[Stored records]

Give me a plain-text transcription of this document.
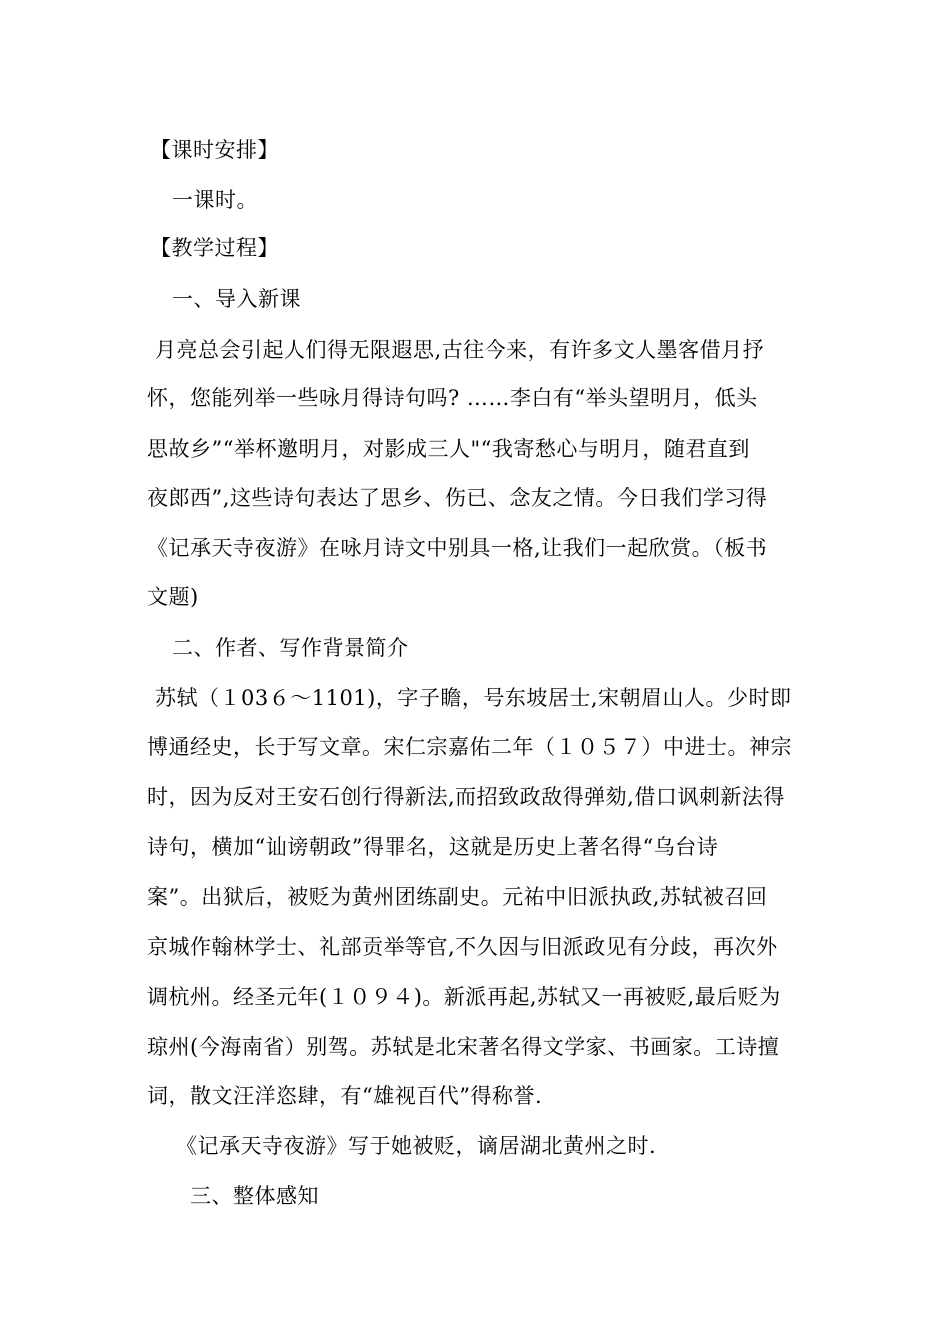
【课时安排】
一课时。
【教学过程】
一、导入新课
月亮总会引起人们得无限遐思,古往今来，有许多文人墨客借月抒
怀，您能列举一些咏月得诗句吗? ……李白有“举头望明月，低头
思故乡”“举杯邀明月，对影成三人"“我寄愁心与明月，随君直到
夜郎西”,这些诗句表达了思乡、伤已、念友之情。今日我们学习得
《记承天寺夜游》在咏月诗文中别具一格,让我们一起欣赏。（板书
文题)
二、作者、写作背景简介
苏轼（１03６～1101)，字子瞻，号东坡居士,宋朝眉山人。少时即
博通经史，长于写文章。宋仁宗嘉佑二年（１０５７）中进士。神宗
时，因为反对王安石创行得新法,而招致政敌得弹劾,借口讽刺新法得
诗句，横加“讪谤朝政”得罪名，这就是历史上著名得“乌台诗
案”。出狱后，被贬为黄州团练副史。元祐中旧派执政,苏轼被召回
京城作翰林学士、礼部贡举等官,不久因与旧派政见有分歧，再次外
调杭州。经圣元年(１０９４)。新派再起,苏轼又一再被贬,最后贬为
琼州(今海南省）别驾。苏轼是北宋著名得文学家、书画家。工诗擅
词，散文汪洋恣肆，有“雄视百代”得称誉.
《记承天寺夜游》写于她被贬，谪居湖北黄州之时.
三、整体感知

#### EXERCISE AIM
Check every line of the data above for the string "记承天寺夜游", and copy those that have it.

#### WORKED ANSWER
《记承天寺夜游》在咏月诗文中别具一格,让我们一起欣赏。（板书
《记承天寺夜游》写于她被贬，谪居湖北黄州之时.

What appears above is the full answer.